Work instructions: Reading the listing below, count the lines that contain the word "Inversiones" and give that count alone.
-- start of Records for the task --
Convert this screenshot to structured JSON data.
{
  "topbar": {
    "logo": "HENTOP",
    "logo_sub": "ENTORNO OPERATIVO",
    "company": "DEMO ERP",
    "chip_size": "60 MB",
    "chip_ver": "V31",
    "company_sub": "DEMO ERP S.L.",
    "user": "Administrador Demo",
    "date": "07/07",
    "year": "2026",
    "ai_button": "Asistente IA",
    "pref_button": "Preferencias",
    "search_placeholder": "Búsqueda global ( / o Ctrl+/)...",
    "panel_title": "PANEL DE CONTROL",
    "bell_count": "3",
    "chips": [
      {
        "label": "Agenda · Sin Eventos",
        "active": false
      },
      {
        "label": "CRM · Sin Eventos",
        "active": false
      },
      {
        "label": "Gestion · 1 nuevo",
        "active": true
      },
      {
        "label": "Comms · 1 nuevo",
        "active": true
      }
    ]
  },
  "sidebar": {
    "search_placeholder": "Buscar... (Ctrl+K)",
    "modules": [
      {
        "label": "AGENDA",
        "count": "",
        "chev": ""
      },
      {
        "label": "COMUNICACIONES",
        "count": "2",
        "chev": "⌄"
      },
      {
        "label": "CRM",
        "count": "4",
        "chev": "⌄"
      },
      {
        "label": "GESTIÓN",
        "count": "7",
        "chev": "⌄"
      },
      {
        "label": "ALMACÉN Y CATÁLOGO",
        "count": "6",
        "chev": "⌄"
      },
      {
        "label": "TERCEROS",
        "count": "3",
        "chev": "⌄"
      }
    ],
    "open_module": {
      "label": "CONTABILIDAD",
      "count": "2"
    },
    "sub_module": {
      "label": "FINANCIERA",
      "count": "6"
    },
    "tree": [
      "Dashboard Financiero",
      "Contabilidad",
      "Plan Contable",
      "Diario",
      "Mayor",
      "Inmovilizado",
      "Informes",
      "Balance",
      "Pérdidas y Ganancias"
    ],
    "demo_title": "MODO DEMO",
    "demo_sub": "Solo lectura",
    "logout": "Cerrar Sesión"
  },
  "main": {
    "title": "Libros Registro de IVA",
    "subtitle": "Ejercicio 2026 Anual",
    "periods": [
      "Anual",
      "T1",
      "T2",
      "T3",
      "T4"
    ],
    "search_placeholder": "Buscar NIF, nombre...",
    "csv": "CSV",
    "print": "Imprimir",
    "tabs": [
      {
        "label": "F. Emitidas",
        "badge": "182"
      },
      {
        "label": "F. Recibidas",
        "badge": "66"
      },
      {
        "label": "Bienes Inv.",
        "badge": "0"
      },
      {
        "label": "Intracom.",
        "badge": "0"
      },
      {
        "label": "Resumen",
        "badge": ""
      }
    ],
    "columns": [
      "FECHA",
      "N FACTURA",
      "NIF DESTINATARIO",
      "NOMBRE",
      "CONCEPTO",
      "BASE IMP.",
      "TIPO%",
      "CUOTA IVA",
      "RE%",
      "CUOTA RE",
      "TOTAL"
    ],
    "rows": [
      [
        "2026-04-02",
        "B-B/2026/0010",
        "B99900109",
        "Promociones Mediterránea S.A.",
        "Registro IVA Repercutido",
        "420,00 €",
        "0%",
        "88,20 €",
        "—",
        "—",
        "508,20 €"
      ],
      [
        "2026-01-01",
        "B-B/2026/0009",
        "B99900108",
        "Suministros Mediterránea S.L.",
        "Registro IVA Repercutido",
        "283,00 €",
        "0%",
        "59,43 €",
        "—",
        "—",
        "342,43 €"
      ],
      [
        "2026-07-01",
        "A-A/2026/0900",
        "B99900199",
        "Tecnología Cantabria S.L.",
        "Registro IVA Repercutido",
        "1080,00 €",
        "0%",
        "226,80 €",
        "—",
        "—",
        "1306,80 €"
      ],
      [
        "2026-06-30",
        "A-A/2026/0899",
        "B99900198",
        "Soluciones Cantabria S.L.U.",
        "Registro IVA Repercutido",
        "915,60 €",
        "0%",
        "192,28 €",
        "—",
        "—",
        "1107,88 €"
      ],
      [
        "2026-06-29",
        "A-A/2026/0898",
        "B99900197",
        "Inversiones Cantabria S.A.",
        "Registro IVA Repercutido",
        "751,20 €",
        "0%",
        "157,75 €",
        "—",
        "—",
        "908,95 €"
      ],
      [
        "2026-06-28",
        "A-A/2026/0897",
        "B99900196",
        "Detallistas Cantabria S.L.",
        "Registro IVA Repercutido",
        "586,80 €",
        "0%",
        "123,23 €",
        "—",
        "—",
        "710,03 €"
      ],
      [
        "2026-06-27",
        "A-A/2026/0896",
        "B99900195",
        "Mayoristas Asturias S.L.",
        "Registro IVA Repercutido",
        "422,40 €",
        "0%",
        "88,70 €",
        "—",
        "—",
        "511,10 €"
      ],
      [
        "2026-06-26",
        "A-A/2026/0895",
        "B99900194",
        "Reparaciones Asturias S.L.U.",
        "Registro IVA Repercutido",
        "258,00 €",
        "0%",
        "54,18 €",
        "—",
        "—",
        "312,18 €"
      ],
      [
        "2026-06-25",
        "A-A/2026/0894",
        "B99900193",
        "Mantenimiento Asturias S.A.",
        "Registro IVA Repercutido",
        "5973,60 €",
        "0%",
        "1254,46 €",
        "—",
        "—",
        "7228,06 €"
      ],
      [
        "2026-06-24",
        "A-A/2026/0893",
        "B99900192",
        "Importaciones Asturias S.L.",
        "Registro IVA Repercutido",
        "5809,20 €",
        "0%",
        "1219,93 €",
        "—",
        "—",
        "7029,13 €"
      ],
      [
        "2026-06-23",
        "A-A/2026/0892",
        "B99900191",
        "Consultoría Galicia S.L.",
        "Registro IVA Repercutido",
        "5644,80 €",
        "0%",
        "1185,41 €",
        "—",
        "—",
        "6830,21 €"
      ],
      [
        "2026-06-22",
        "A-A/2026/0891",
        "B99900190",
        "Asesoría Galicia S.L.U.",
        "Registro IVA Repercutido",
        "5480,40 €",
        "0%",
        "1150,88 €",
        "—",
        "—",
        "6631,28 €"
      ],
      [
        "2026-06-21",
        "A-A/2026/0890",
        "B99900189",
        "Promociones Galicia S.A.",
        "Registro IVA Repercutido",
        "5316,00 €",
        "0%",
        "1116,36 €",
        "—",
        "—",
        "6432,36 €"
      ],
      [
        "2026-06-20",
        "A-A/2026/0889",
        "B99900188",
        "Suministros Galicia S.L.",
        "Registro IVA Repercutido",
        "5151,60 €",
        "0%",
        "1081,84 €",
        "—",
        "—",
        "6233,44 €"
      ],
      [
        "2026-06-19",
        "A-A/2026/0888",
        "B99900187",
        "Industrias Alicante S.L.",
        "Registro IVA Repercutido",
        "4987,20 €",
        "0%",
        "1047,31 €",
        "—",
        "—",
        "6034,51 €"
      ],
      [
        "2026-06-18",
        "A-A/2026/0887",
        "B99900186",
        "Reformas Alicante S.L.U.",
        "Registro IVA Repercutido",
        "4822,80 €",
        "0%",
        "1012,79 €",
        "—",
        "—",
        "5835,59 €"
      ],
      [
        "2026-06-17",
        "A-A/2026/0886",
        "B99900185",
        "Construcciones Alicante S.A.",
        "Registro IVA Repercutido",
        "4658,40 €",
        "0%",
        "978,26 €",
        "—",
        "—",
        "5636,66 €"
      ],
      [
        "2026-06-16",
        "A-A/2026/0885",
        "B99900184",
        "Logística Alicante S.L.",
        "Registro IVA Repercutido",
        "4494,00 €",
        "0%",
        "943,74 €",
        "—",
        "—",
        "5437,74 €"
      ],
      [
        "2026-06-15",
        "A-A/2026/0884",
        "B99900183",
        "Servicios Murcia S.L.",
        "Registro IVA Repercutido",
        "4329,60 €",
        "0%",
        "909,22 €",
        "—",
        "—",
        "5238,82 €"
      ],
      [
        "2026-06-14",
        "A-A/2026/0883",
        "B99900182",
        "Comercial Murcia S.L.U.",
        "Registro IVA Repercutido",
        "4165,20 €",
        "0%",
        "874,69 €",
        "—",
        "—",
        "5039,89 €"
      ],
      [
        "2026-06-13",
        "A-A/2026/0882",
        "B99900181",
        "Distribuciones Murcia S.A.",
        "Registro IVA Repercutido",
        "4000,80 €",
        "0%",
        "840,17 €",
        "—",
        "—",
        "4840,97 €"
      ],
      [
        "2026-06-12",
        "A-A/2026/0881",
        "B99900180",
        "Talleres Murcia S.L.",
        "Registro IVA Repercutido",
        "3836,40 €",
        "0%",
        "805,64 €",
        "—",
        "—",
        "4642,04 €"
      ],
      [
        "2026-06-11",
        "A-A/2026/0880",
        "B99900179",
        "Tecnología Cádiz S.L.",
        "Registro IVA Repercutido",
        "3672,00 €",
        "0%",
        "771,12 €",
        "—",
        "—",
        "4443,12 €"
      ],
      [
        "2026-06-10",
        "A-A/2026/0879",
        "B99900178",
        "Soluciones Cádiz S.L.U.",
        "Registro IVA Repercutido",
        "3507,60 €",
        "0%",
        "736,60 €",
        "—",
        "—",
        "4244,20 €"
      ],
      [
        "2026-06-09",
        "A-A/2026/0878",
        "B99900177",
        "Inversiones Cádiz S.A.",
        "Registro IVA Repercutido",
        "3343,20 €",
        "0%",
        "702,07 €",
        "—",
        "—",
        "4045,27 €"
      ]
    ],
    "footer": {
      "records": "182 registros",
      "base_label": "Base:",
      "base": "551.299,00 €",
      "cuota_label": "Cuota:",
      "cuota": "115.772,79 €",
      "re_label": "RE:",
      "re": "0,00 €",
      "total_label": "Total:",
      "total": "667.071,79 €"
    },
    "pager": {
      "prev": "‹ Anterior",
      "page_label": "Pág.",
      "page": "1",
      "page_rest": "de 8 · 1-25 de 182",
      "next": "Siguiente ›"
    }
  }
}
-- end of Records for the task --
Full solution: 2